Task details
Write out all the entries word for word and omit any pictures.

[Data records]

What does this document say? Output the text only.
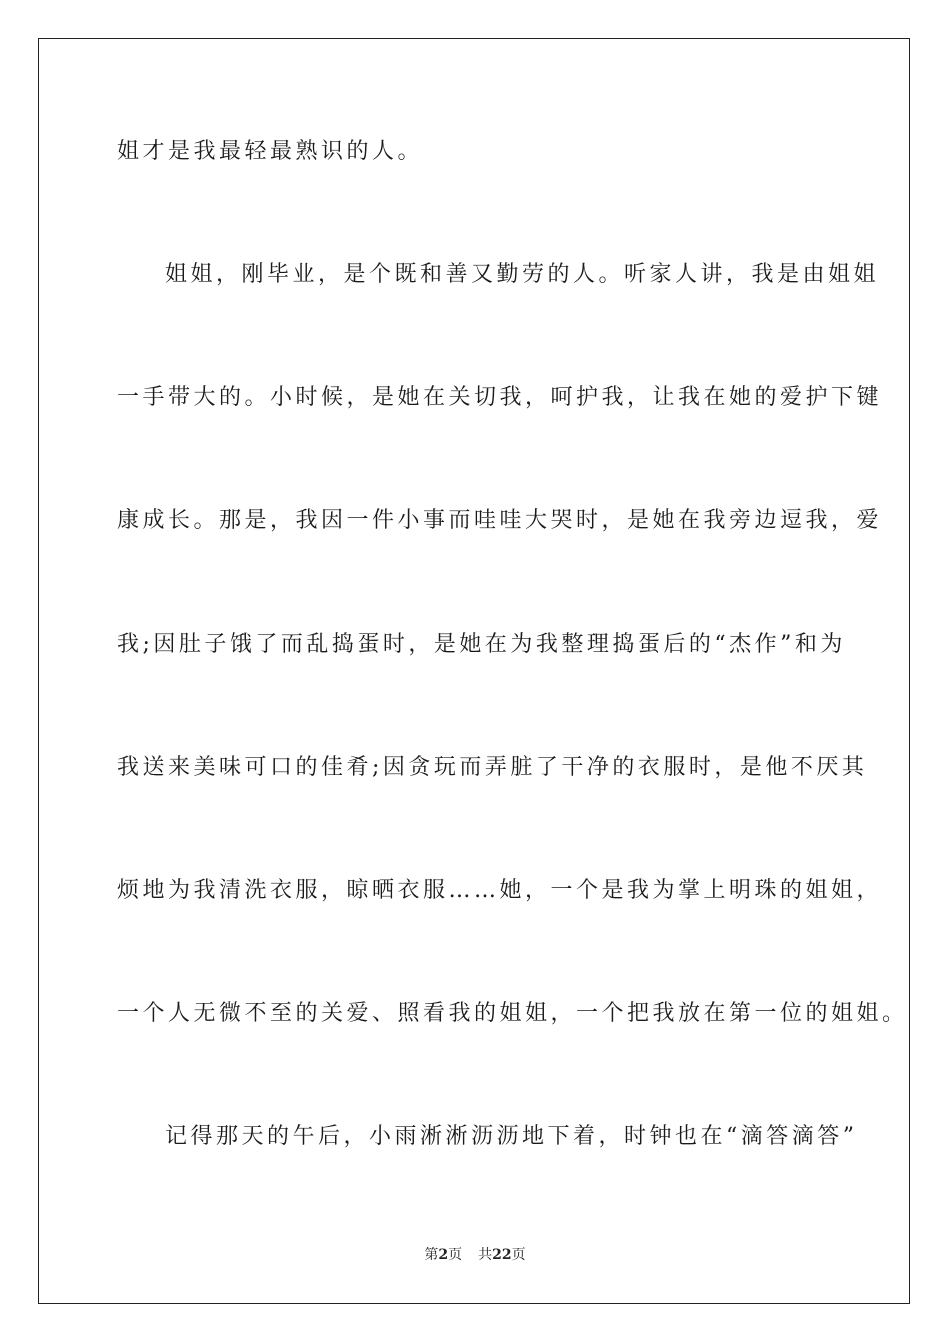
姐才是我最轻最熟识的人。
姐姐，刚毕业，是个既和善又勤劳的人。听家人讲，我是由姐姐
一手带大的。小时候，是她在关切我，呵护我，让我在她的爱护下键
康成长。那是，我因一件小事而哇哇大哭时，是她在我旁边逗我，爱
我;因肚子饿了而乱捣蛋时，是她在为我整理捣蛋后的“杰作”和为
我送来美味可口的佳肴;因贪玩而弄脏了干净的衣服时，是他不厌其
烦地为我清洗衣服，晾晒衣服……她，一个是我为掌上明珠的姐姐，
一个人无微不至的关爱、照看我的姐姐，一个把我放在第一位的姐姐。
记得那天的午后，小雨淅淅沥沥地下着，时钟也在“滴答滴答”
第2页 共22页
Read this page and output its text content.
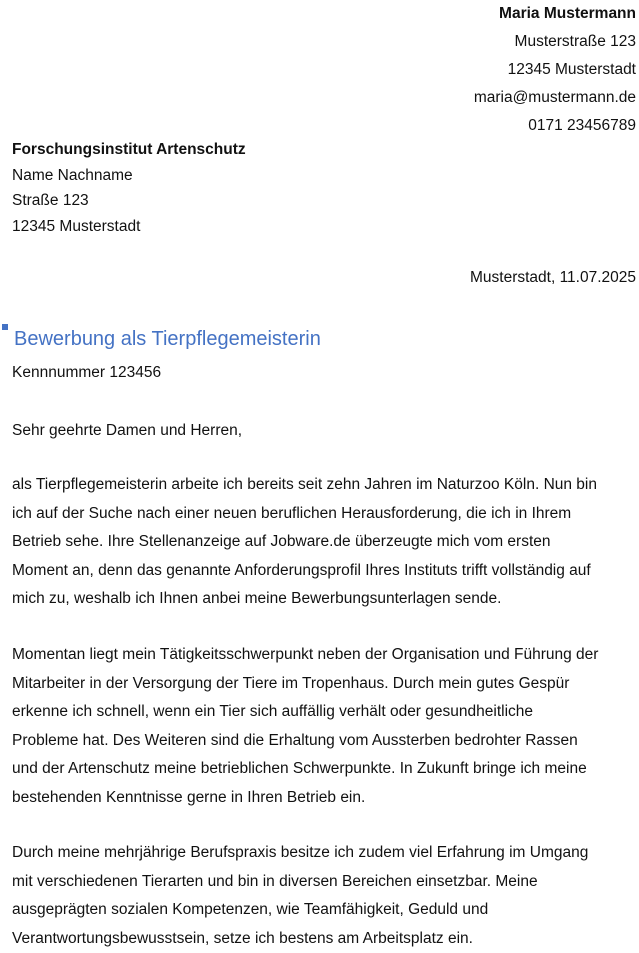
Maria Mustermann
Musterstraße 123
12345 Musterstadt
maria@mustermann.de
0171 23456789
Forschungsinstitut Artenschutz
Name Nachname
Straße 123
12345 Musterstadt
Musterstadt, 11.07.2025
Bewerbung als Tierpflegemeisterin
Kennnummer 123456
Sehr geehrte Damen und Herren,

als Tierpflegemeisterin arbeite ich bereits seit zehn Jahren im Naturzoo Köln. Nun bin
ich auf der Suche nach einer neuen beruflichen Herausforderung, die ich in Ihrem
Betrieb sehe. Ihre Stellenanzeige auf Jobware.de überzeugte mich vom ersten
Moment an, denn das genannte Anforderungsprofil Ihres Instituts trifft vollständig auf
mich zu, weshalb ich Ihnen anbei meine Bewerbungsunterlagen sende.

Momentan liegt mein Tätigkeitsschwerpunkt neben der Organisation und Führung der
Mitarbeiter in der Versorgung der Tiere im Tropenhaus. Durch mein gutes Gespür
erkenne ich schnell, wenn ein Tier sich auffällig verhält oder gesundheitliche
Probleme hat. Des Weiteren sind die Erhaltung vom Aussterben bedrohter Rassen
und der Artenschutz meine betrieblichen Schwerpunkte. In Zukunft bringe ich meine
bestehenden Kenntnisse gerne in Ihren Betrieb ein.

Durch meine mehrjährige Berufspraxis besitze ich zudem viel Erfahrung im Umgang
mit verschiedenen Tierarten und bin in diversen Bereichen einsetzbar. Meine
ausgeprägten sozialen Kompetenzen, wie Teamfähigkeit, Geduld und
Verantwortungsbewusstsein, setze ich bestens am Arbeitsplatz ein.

Exercise result
What does this document say? Output the text only.
姐才是我最轻最熟识的人。
姐姐，刚毕业，是个既和善又勤劳的人。听家人讲，我是由姐姐
一手带大的。小时候，是她在关切我，呵护我，让我在她的爱护下键
康成长。那是，我因一件小事而哇哇大哭时，是她在我旁边逗我，爱
我;因肚子饿了而乱捣蛋时，是她在为我整理捣蛋后的“杰作”和为
我送来美味可口的佳肴;因贪玩而弄脏了干净的衣服时，是他不厌其
烦地为我清洗衣服，晾晒衣服……她，一个是我为掌上明珠的姐姐，
一个人无微不至的关爱、照看我的姐姐，一个把我放在第一位的姐姐。
记得那天的午后，小雨淅淅沥沥地下着，时钟也在“滴答滴答”
第2页 共22页
Read this page and output its text content.
Maria Mustermann
Musterstraße 123
12345 Musterstadt
maria@mustermann.de
0171 23456789
Forschungsinstitut Artenschutz
Name Nachname
Straße 123
12345 Musterstadt
Musterstadt, 11.07.2025
Bewerbung als Tierpflegemeisterin
Kennnummer 123456
Sehr geehrte Damen und Herren,

als Tierpflegemeisterin arbeite ich bereits seit zehn Jahren im Naturzoo Köln. Nun bin
ich auf der Suche nach einer neuen beruflichen Herausforderung, die ich in Ihrem
Betrieb sehe. Ihre Stellenanzeige auf Jobware.de überzeugte mich vom ersten
Moment an, denn das genannte Anforderungsprofil Ihres Instituts trifft vollständig auf
mich zu, weshalb ich Ihnen anbei meine Bewerbungsunterlagen sende.

Momentan liegt mein Tätigkeitsschwerpunkt neben der Organisation und Führung der
Mitarbeiter in der Versorgung der Tiere im Tropenhaus. Durch mein gutes Gespür
erkenne ich schnell, wenn ein Tier sich auffällig verhält oder gesundheitliche
Probleme hat. Des Weiteren sind die Erhaltung vom Aussterben bedrohter Rassen
und der Artenschutz meine betrieblichen Schwerpunkte. In Zukunft bringe ich meine
bestehenden Kenntnisse gerne in Ihren Betrieb ein.

Durch meine mehrjährige Berufspraxis besitze ich zudem viel Erfahrung im Umgang
mit verschiedenen Tierarten und bin in diversen Bereichen einsetzbar. Meine
ausgeprägten sozialen Kompetenzen, wie Teamfähigkeit, Geduld und
Verantwortungsbewusstsein, setze ich bestens am Arbeitsplatz ein.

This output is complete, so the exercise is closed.